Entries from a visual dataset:
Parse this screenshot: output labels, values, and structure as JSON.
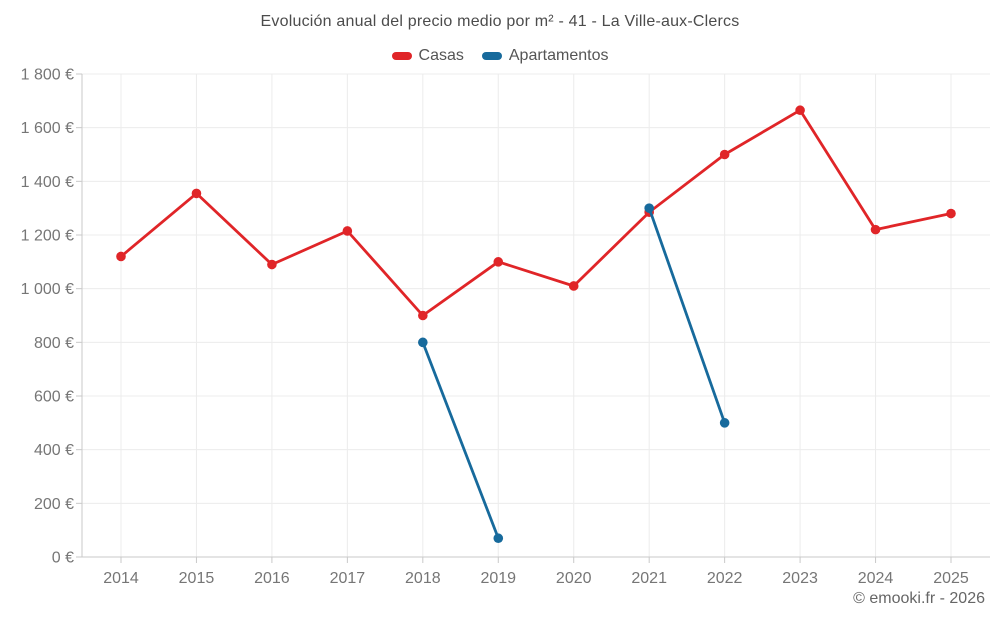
{
  "title": "Evolución anual del precio medio por m² - 41 - La Ville-aux-Clercs",
  "footer": "© emooki.fr - 2026",
  "colors": {
    "casas": "#e02528",
    "apartamentos": "#176a9c",
    "grid": "#ececec",
    "axis": "#c9c9c9",
    "tick_label": "#767676"
  },
  "chart_data": {
    "type": "line",
    "x": [
      "2014",
      "2015",
      "2016",
      "2017",
      "2018",
      "2019",
      "2020",
      "2021",
      "2022",
      "2023",
      "2024",
      "2025"
    ],
    "series": [
      {
        "name": "Casas",
        "color": "#e02528",
        "values": [
          1120,
          1355,
          1090,
          1215,
          900,
          1100,
          1010,
          1285,
          1500,
          1665,
          1220,
          1280
        ]
      },
      {
        "name": "Apartamentos",
        "color": "#176a9c",
        "values": [
          null,
          null,
          null,
          null,
          800,
          70,
          null,
          1300,
          500,
          null,
          null,
          null
        ]
      }
    ],
    "title": "Evolución anual del precio medio por m² - 41 - La Ville-aux-Clercs",
    "xlabel": "",
    "ylabel": "",
    "ylim": [
      0,
      1800
    ],
    "y_ticks": [
      {
        "value": 0,
        "label": "0 €"
      },
      {
        "value": 200,
        "label": "200 €"
      },
      {
        "value": 400,
        "label": "400 €"
      },
      {
        "value": 600,
        "label": "600 €"
      },
      {
        "value": 800,
        "label": "800 €"
      },
      {
        "value": 1000,
        "label": "1 000 €"
      },
      {
        "value": 1200,
        "label": "1 200 €"
      },
      {
        "value": 1400,
        "label": "1 400 €"
      },
      {
        "value": 1600,
        "label": "1 600 €"
      },
      {
        "value": 1800,
        "label": "1 800 €"
      }
    ],
    "grid": true,
    "legend_position": "top"
  }
}
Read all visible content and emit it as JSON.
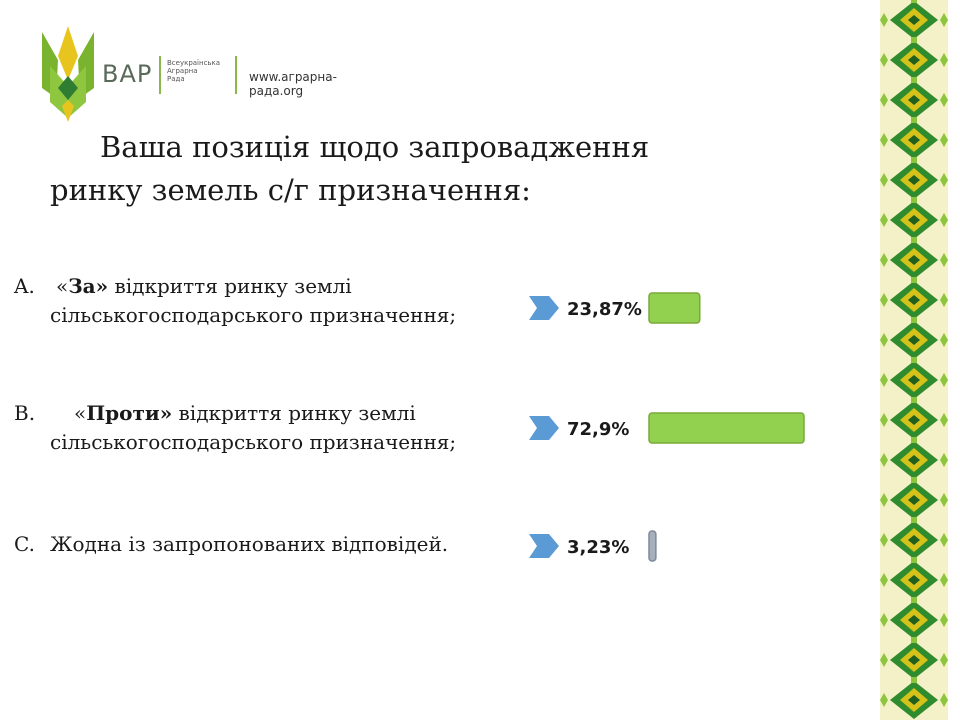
{
  "logo": {
    "brand": "ВАР",
    "org_lines": [
      "Всеукраїнська",
      "Аграрна",
      "Рада"
    ],
    "site": "www.аграрна-рада.org"
  },
  "title": {
    "line1": "Ваша позиція щодо запровадження",
    "line2": "ринку земель с/г призначення:"
  },
  "options": [
    {
      "letter": "A.",
      "open_quote": "«",
      "bold": "За»",
      "rest": " відкриття ринку землі",
      "line2": "сільськогосподарського призначення;"
    },
    {
      "letter": "B.",
      "open_quote": "«",
      "bold": "Проти»",
      "rest": " відкриття ринку землі",
      "line2": "сільськогосподарського призначення;"
    },
    {
      "letter": "C.",
      "text": "Жодна із запропонованих відповідей."
    }
  ],
  "colors": {
    "bar_green": "#92d050",
    "bar_grey": "#a6b0bd",
    "arrow_blue": "#5b9bd5",
    "logo_green": "#7ab32e",
    "logo_yellow": "#e8c51e",
    "ornament_green": "#2e8b2e",
    "ornament_yellow": "#d4c21a"
  },
  "chart_data": {
    "type": "bar",
    "orientation": "horizontal",
    "categories": [
      "A",
      "B",
      "C"
    ],
    "values": [
      23.87,
      72.9,
      3.23
    ],
    "value_labels": [
      "23,87%",
      "72,9%",
      "3,23%"
    ],
    "unit": "%"
  }
}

### Work to be completed
Your answer should be one number: how many lines in the material above contain the string "values".

### Written answer
4